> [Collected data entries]

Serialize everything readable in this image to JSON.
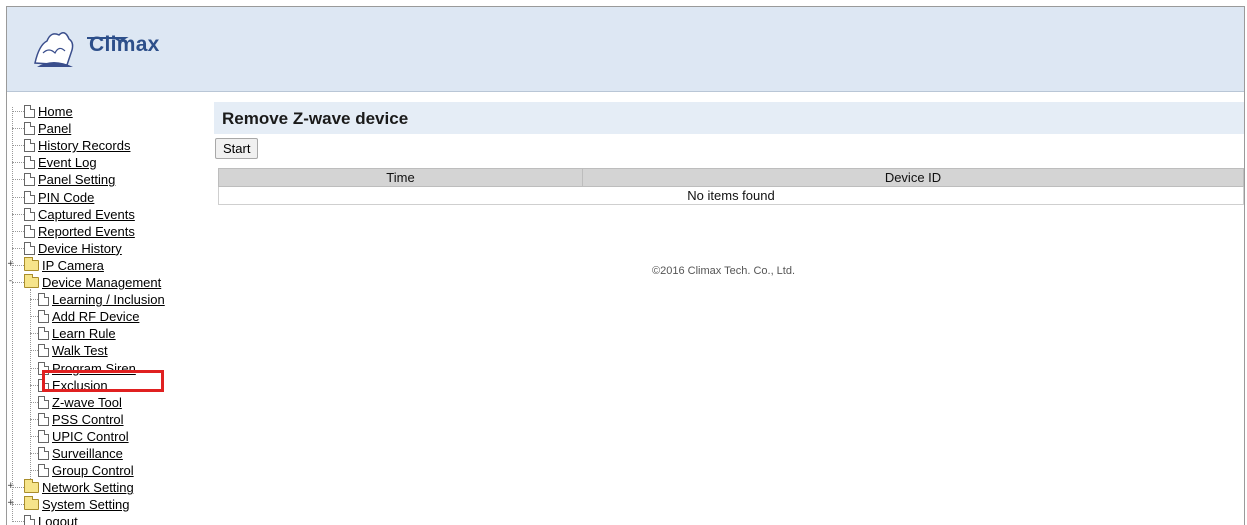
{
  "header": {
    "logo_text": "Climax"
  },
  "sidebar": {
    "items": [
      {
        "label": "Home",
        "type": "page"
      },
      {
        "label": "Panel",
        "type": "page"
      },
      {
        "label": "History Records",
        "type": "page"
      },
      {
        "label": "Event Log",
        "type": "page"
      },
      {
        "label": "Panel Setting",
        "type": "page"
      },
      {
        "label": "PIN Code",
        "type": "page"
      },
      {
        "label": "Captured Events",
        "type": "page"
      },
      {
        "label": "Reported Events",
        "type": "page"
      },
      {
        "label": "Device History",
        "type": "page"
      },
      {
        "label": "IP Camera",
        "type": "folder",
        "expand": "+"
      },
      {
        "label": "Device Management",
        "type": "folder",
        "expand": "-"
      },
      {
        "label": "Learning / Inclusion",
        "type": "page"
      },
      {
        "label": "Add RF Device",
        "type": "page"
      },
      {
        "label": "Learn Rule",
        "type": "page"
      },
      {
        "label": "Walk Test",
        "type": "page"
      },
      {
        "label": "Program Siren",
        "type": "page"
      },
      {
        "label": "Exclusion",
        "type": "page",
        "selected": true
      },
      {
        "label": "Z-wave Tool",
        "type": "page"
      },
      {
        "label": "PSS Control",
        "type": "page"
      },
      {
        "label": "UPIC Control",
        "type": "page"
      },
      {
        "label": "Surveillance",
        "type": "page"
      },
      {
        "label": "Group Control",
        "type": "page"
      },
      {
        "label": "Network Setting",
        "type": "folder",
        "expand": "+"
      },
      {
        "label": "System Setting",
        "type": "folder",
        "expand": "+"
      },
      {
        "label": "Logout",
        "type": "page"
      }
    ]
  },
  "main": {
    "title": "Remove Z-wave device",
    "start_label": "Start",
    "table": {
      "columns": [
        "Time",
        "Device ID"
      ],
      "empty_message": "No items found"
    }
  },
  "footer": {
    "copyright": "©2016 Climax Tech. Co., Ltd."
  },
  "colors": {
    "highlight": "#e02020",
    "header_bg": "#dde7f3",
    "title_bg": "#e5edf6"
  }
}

> [Task statement] Give all the entries again exactly, dropping each picture.

> [Answer in full]
Serialize everything readable in this image to JSON.
{
  "header": {
    "logo_text": "Climax"
  },
  "sidebar": {
    "items": [
      {
        "label": "Home",
        "type": "page"
      },
      {
        "label": "Panel",
        "type": "page"
      },
      {
        "label": "History Records",
        "type": "page"
      },
      {
        "label": "Event Log",
        "type": "page"
      },
      {
        "label": "Panel Setting",
        "type": "page"
      },
      {
        "label": "PIN Code",
        "type": "page"
      },
      {
        "label": "Captured Events",
        "type": "page"
      },
      {
        "label": "Reported Events",
        "type": "page"
      },
      {
        "label": "Device History",
        "type": "page"
      },
      {
        "label": "IP Camera",
        "type": "folder",
        "expand": "+"
      },
      {
        "label": "Device Management",
        "type": "folder",
        "expand": "-"
      },
      {
        "label": "Learning / Inclusion",
        "type": "page"
      },
      {
        "label": "Add RF Device",
        "type": "page"
      },
      {
        "label": "Learn Rule",
        "type": "page"
      },
      {
        "label": "Walk Test",
        "type": "page"
      },
      {
        "label": "Program Siren",
        "type": "page"
      },
      {
        "label": "Exclusion",
        "type": "page",
        "selected": true
      },
      {
        "label": "Z-wave Tool",
        "type": "page"
      },
      {
        "label": "PSS Control",
        "type": "page"
      },
      {
        "label": "UPIC Control",
        "type": "page"
      },
      {
        "label": "Surveillance",
        "type": "page"
      },
      {
        "label": "Group Control",
        "type": "page"
      },
      {
        "label": "Network Setting",
        "type": "folder",
        "expand": "+"
      },
      {
        "label": "System Setting",
        "type": "folder",
        "expand": "+"
      },
      {
        "label": "Logout",
        "type": "page"
      }
    ]
  },
  "main": {
    "title": "Remove Z-wave device",
    "start_label": "Start",
    "table": {
      "columns": [
        "Time",
        "Device ID"
      ],
      "empty_message": "No items found"
    }
  },
  "footer": {
    "copyright": "©2016 Climax Tech. Co., Ltd."
  },
  "colors": {
    "highlight": "#e02020",
    "header_bg": "#dde7f3",
    "title_bg": "#e5edf6"
  }
}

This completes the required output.